• **Extract to read**
Segment Open
1. Field of the Invention
The present invention relates to a fuel cell stack comprising fuel cells stacked together, and a box containing the fuel cells. Each of the fuel cells is formed by stacking an electrolyte electrode assembly and a separator. The electrolyte electrode assembly includes a pair of electrodes and an electrolyte interposed between the electrodes.
2. Description of the Related Art
For example, a solid polymer electrolyte fuel cell employs a membrane electrode assembly (electrolyte electrode assembly) which includes an anode, a cathode, and an electrolyte membrane interposed between the anode and the cathode. The electrolyte membrane is a polymer ion exchange membrane. The membrane electrode assembly is sandwiched between separators to form the fuel cell.
The fuel cell of this type is used in a vehicle application, for example. For this purpose, in general, several tens to hundreds of fuel cells are stacked together, and the stack of the fuel cells is placed in a box to form a fuel cell stack. However, when an impact (external load) in a direction intersecting the stacking direction of the fuel cells is applied to the fuel cell stack, lateral displacement may occur in the fuel cells undesirably.
Segment Closed
• **Extracted data**
Segment Open
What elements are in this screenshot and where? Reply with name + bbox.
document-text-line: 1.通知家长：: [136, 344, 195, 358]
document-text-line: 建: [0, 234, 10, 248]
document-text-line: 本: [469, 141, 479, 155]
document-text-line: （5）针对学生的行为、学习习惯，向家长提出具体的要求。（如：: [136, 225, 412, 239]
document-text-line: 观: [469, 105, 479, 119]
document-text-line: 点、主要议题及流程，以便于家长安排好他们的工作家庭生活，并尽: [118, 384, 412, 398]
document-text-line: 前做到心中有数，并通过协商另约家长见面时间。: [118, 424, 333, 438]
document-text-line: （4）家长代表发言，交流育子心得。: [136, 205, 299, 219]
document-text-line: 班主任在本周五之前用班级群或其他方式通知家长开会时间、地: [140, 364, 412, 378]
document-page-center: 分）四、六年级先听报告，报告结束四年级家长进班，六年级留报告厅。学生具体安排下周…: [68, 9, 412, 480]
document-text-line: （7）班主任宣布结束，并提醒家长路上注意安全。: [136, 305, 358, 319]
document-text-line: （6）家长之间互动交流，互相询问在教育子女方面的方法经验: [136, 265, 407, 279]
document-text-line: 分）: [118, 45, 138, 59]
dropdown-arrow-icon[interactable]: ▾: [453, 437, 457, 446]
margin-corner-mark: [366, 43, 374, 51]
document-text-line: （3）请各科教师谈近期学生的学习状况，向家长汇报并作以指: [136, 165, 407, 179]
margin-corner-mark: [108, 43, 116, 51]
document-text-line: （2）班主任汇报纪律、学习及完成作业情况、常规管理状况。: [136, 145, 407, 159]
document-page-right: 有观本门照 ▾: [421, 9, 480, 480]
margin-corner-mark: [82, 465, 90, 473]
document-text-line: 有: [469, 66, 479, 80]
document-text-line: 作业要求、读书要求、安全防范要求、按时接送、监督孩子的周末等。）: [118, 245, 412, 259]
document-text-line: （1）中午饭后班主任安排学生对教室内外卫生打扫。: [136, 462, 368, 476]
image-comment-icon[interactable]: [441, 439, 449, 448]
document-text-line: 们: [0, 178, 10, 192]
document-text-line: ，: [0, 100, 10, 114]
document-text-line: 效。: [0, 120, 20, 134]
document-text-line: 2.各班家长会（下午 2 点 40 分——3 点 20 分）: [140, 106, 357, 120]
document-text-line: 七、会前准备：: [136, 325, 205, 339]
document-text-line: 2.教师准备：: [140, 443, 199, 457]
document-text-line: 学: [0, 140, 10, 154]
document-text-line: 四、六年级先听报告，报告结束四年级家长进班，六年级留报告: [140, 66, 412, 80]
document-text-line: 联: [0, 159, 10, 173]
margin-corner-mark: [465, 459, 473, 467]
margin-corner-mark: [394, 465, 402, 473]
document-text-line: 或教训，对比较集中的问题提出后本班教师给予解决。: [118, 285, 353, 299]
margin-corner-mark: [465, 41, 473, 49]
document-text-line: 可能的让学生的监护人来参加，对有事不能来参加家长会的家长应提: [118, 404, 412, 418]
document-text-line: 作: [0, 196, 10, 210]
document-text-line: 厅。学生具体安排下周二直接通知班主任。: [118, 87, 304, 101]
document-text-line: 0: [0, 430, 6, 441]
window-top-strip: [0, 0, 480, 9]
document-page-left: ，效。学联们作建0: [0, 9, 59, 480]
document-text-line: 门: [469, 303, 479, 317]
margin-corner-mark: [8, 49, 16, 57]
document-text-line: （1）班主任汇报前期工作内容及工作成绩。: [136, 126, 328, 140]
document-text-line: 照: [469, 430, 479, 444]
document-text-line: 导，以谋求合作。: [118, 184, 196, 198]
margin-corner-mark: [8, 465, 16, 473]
Segment Closed
• **Work instructions**
1 – Rewrite the paragraph of the fuel cell text that begins "The fuel cell of this type" as a short bulleted list that keeps its main facts.
2 – Answer these questions using the fuel cell text:
(a) What two things does the fuel cell stack of the invention comprise?
(b) What kind of membrane is the electrolyte membrane in a solid polymer electrolyte fuel cell?
(c) How many fuel cells are generally stacked together for a vehicle application?
Rely only on the fuel cell text, not on the listing.

• **Numbered responses**
1 –
- Fuel cells of this type are used in vehicles, for example.
- For this use, several tens to hundreds of fuel cells are generally stacked together.
- The stack is placed in a box to form a fuel cell stack.
- An impact (external load) in a direction that intersects the stacking direction can cause unwanted lateral displacement of the fuel cells.

2 –
(a) Fuel cells stacked together and a box that contains them.
(b) A polymer ion exchange membrane.
(c) Several tens to hundreds.